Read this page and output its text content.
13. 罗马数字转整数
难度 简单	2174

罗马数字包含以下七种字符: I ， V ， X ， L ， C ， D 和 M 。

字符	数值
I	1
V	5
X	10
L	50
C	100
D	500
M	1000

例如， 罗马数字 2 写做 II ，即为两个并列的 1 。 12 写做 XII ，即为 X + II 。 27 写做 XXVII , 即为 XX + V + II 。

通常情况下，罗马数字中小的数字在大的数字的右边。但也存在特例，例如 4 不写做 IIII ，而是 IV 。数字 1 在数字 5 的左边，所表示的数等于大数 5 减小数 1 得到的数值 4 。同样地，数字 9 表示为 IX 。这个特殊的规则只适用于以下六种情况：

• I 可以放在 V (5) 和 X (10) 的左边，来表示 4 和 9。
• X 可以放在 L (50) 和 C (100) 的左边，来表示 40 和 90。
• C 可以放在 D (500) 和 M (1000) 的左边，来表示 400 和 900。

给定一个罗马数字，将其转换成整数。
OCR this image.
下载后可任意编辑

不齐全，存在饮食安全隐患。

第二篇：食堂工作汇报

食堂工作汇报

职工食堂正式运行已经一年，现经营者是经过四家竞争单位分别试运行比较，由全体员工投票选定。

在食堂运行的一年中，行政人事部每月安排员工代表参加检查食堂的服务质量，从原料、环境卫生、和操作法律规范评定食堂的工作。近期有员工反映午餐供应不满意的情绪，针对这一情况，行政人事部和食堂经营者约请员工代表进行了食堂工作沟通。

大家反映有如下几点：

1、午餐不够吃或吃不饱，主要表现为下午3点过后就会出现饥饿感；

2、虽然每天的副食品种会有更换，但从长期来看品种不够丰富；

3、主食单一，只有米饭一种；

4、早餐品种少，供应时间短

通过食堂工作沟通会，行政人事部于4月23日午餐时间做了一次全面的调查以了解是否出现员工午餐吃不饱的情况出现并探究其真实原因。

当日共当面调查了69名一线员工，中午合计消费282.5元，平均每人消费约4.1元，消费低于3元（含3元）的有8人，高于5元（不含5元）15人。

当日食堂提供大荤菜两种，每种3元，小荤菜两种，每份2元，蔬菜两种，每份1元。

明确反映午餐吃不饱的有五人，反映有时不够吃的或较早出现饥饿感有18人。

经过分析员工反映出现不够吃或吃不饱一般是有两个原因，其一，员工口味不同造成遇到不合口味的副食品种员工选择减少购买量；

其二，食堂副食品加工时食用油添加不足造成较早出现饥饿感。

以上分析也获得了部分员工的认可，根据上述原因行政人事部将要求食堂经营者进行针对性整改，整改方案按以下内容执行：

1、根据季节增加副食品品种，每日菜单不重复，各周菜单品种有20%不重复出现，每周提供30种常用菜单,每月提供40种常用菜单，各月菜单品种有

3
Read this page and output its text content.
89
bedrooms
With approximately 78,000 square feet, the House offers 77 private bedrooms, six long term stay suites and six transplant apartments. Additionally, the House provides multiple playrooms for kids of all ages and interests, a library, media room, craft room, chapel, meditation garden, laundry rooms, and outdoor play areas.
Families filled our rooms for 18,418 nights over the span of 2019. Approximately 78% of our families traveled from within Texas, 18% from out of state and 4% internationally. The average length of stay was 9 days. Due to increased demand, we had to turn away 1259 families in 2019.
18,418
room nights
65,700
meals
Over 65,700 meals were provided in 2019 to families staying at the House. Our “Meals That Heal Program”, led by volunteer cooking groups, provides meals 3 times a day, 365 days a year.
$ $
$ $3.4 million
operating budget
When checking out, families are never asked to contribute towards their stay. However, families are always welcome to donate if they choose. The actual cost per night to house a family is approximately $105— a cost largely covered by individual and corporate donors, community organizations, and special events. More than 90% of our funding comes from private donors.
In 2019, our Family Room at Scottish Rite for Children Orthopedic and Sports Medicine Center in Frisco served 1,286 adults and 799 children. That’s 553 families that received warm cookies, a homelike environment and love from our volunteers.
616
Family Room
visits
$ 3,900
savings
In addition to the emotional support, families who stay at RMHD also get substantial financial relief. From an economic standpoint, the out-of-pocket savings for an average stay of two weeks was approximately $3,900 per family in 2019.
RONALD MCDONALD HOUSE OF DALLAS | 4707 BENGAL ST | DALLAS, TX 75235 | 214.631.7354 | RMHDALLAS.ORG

WHAT THE TASK REQUIRES: Repeat all of the records above exactly as written.

WRITTEN RESPONSE:
Read this page and output its text content.
13. 罗马数字转整数
难度 简单	2174

罗马数字包含以下七种字符: I ， V ， X ， L ， C ， D 和 M 。

字符	数值
I	1
V	5
X	10
L	50
C	100
D	500
M	1000

例如， 罗马数字 2 写做 II ，即为两个并列的 1 。 12 写做 XII ，即为 X + II 。 27 写做 XXVII , 即为 XX + V + II 。

通常情况下，罗马数字中小的数字在大的数字的右边。但也存在特例，例如 4 不写做 IIII ，而是 IV 。数字 1 在数字 5 的左边，所表示的数等于大数 5 减小数 1 得到的数值 4 。同样地，数字 9 表示为 IX 。这个特殊的规则只适用于以下六种情况：

• I 可以放在 V (5) 和 X (10) 的左边，来表示 4 和 9。
• X 可以放在 L (50) 和 C (100) 的左边，来表示 40 和 90。
• C 可以放在 D (500) 和 M (1000) 的左边，来表示 400 和 900。

给定一个罗马数字，将其转换成整数。
OCR this image.
下载后可任意编辑

不齐全，存在饮食安全隐患。

第二篇：食堂工作汇报

食堂工作汇报

职工食堂正式运行已经一年，现经营者是经过四家竞争单位分别试运行比较，由全体员工投票选定。

在食堂运行的一年中，行政人事部每月安排员工代表参加检查食堂的服务质量，从原料、环境卫生、和操作法律规范评定食堂的工作。近期有员工反映午餐供应不满意的情绪，针对这一情况，行政人事部和食堂经营者约请员工代表进行了食堂工作沟通。

大家反映有如下几点：

1、午餐不够吃或吃不饱，主要表现为下午3点过后就会出现饥饿感；

2、虽然每天的副食品种会有更换，但从长期来看品种不够丰富；

3、主食单一，只有米饭一种；

4、早餐品种少，供应时间短

通过食堂工作沟通会，行政人事部于4月23日午餐时间做了一次全面的调查以了解是否出现员工午餐吃不饱的情况出现并探究其真实原因。

当日共当面调查了69名一线员工，中午合计消费282.5元，平均每人消费约4.1元，消费低于3元（含3元）的有8人，高于5元（不含5元）15人。

当日食堂提供大荤菜两种，每种3元，小荤菜两种，每份2元，蔬菜两种，每份1元。

明确反映午餐吃不饱的有五人，反映有时不够吃的或较早出现饥饿感有18人。

经过分析员工反映出现不够吃或吃不饱一般是有两个原因，其一，员工口味不同造成遇到不合口味的副食品种员工选择减少购买量；

其二，食堂副食品加工时食用油添加不足造成较早出现饥饿感。

以上分析也获得了部分员工的认可，根据上述原因行政人事部将要求食堂经营者进行针对性整改，整改方案按以下内容执行：

1、根据季节增加副食品品种，每日菜单不重复，各周菜单品种有20%不重复出现，每周提供30种常用菜单,每月提供40种常用菜单，各月菜单品种有

3
Read this page and output its text content.
89
bedrooms
With approximately 78,000 square feet, the House offers 77 private bedrooms, six long term stay suites and six transplant apartments. Additionally, the House provides multiple playrooms for kids of all ages and interests, a library, media room, craft room, chapel, meditation garden, laundry rooms, and outdoor play areas.
Families filled our rooms for 18,418 nights over the span of 2019. Approximately 78% of our families traveled from within Texas, 18% from out of state and 4% internationally. The average length of stay was 9 days. Due to increased demand, we had to turn away 1259 families in 2019.
18,418
room nights
65,700
meals
Over 65,700 meals were provided in 2019 to families staying at the House. Our “Meals That Heal Program”, led by volunteer cooking groups, provides meals 3 times a day, 365 days a year.
$ $
$ $3.4 million
operating budget
When checking out, families are never asked to contribute towards their stay. However, families are always welcome to donate if they choose. The actual cost per night to house a family is approximately $105— a cost largely covered by individual and corporate donors, community organizations, and special events. More than 90% of our funding comes from private donors.
In 2019, our Family Room at Scottish Rite for Children Orthopedic and Sports Medicine Center in Frisco served 1,286 adults and 799 children. That’s 553 families that received warm cookies, a homelike environment and love from our volunteers.
616
Family Room
visits
$ 3,900
savings
In addition to the emotional support, families who stay at RMHD also get substantial financial relief. From an economic standpoint, the out-of-pocket savings for an average stay of two weeks was approximately $3,900 per family in 2019.
RONALD MCDONALD HOUSE OF DALLAS | 4707 BENGAL ST | DALLAS, TX 75235 | 214.631.7354 | RMHDALLAS.ORG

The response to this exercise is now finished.